■ TASK TO COMPLETE: In the lines below, how many hold the word "value"? Answer only with the number.

■ EXERCISE DATA:
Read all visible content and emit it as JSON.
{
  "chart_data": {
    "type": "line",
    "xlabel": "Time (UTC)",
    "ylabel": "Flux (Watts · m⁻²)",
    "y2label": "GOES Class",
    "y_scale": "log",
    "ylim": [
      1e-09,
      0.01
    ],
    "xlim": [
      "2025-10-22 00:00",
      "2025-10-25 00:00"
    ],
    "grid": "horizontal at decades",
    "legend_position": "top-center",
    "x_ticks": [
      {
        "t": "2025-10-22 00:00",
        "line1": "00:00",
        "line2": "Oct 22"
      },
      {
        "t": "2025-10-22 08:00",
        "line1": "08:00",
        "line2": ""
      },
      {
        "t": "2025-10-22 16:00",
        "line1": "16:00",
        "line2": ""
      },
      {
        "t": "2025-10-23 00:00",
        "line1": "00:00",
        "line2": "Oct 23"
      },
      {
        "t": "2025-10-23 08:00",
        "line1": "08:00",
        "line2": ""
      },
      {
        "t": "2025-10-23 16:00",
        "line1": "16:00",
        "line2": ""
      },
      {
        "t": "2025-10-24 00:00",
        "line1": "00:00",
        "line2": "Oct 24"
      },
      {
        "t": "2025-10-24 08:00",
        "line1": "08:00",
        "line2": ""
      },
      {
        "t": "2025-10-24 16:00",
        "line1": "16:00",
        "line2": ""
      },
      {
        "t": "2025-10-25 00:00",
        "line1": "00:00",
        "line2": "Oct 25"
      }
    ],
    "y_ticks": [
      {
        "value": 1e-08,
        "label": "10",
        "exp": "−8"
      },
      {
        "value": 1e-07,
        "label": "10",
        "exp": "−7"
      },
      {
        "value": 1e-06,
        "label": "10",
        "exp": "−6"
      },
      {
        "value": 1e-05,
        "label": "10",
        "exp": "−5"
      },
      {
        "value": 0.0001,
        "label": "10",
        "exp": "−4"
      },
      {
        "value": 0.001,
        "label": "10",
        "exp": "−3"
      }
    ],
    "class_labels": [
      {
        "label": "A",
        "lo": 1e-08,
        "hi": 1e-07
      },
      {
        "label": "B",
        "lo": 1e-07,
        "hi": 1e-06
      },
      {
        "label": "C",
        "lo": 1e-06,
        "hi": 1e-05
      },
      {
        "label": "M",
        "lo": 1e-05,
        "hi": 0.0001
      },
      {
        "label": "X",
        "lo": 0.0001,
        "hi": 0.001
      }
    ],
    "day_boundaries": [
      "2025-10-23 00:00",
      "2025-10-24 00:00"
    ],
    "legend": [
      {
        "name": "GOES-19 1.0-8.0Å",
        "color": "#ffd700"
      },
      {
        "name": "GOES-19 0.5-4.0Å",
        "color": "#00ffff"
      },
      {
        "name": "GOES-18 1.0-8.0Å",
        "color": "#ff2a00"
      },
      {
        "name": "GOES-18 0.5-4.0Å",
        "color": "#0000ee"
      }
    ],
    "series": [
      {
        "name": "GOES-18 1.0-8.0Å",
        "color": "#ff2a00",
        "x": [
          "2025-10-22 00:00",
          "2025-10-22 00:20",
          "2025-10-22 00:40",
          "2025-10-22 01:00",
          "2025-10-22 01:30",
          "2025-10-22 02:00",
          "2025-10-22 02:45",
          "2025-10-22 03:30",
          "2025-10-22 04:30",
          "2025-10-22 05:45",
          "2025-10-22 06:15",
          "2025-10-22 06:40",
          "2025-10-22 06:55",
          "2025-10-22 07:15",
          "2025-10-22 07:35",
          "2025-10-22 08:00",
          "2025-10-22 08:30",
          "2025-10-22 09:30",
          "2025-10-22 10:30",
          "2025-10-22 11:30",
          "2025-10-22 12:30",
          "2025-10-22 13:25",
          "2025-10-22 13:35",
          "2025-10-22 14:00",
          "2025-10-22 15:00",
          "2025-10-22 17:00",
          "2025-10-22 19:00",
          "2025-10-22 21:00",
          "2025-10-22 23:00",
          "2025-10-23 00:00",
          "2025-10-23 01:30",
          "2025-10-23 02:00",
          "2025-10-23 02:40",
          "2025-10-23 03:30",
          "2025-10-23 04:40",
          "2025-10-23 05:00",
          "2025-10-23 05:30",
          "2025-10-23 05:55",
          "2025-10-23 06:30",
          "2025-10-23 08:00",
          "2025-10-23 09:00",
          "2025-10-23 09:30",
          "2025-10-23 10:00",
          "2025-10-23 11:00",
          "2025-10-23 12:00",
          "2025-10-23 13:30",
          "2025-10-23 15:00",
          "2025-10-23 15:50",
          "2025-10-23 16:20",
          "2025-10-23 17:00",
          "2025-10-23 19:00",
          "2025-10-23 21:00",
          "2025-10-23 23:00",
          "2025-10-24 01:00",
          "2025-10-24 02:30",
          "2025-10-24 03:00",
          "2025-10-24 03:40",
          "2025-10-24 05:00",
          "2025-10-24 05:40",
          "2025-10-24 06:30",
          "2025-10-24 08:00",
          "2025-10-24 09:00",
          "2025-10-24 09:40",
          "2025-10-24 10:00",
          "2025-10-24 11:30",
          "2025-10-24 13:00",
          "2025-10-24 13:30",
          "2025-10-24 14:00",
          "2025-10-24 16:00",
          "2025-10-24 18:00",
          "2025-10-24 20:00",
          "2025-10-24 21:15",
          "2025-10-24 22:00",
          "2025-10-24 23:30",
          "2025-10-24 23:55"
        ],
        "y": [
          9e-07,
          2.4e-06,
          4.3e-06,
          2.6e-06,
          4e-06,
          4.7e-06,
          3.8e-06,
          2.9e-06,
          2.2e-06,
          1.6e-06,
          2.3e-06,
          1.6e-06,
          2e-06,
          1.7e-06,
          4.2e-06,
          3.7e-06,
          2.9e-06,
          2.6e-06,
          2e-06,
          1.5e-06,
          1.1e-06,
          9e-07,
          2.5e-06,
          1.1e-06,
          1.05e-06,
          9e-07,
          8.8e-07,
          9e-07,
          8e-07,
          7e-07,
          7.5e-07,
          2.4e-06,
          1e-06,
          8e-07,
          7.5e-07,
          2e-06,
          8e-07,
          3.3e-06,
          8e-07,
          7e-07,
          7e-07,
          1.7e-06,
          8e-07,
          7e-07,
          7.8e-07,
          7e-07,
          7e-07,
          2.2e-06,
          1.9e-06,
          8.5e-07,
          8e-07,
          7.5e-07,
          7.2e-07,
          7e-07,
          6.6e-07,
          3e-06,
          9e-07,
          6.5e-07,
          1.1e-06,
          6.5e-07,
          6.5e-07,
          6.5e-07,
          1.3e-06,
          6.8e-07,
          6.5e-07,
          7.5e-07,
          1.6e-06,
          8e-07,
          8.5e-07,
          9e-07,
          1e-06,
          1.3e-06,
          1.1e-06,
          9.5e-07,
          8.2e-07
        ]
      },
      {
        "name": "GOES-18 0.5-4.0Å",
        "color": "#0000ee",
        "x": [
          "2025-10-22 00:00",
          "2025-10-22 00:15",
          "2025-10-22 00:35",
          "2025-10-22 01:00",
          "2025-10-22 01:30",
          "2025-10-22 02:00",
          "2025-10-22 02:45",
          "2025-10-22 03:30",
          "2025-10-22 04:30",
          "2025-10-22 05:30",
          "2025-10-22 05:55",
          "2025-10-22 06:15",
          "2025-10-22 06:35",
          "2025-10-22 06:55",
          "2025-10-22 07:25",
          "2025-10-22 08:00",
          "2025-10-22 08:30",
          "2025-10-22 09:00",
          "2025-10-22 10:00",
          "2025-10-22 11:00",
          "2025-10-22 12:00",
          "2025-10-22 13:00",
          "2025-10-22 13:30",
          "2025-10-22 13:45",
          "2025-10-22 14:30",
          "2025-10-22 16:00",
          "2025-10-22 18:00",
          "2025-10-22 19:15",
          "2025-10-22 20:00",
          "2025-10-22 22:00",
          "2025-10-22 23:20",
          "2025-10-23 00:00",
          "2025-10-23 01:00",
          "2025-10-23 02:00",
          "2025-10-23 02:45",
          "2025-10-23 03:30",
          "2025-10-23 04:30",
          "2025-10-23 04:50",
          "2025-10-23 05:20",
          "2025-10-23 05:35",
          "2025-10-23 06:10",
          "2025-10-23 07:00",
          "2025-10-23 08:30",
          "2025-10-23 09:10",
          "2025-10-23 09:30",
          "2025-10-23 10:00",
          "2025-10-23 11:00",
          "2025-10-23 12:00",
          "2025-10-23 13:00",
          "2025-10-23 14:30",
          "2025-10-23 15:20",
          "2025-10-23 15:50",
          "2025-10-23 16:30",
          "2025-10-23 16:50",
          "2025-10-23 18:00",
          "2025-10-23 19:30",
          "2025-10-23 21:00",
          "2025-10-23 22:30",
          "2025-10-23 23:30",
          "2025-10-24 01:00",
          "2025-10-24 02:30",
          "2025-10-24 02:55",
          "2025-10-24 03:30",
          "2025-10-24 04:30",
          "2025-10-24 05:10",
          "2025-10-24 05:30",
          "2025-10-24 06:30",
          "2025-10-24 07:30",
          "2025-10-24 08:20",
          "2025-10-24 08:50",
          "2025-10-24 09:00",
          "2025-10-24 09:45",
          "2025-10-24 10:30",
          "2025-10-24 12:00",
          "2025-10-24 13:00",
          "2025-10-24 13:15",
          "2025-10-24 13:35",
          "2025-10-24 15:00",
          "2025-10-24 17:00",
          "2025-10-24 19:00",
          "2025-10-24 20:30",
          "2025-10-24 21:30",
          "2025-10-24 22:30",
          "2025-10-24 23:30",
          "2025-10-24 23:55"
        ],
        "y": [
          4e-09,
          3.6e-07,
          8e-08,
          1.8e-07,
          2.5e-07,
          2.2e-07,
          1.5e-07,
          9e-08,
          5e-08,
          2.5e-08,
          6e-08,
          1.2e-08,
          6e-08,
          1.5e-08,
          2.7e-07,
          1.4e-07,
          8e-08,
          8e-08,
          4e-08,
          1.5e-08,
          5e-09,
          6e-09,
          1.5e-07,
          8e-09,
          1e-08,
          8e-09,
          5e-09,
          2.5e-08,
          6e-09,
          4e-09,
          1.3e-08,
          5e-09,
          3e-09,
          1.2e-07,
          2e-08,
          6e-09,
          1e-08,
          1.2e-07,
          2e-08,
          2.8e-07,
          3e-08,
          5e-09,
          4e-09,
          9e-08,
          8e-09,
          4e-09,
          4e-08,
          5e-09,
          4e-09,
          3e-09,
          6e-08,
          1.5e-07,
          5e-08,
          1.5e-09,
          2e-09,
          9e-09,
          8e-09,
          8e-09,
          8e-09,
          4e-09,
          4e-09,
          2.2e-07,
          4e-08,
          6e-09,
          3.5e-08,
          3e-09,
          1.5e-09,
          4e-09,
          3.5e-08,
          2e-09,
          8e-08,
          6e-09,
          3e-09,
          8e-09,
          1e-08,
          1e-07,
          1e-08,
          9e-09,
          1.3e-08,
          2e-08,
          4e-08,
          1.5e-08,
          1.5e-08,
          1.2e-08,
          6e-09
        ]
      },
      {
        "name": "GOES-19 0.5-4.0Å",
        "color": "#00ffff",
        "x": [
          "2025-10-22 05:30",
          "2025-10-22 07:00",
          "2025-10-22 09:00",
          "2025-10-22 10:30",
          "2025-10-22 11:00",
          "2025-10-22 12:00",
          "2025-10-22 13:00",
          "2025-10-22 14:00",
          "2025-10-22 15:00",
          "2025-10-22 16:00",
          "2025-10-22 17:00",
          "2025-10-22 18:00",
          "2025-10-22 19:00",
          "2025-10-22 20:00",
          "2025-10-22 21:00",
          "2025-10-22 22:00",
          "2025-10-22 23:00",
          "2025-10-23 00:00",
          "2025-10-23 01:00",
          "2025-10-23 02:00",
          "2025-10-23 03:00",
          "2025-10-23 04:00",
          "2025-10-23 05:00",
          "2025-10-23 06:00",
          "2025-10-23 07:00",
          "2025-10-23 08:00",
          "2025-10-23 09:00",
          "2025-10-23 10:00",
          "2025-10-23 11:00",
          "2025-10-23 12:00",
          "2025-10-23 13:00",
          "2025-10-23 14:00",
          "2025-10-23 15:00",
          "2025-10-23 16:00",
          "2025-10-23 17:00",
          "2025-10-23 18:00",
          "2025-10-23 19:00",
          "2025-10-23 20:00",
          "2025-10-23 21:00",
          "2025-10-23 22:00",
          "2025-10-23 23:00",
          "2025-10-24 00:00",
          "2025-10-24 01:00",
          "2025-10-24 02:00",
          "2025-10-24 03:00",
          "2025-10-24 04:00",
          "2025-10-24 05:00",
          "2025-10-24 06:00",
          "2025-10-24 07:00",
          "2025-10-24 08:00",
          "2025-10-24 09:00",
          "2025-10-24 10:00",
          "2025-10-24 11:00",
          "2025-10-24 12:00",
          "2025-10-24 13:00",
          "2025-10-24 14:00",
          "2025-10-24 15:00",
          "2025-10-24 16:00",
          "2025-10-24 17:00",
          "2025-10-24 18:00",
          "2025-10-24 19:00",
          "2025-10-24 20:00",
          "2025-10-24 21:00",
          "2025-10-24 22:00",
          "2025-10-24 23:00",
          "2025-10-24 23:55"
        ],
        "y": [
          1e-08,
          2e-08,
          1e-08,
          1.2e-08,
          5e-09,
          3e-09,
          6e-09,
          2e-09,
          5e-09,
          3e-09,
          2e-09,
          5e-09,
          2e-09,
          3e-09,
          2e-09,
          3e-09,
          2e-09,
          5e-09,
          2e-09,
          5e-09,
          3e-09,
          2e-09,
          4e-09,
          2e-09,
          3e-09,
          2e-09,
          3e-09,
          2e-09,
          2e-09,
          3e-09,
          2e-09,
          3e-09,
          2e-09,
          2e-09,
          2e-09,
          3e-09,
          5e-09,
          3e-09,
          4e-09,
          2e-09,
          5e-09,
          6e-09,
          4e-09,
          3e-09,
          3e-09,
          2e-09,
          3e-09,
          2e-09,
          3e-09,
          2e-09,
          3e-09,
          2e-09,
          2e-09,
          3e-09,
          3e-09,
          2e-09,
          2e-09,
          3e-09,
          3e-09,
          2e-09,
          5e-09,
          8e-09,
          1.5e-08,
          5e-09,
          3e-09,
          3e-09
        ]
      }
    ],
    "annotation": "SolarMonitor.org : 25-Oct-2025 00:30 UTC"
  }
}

■ COMPLETED TASK: 6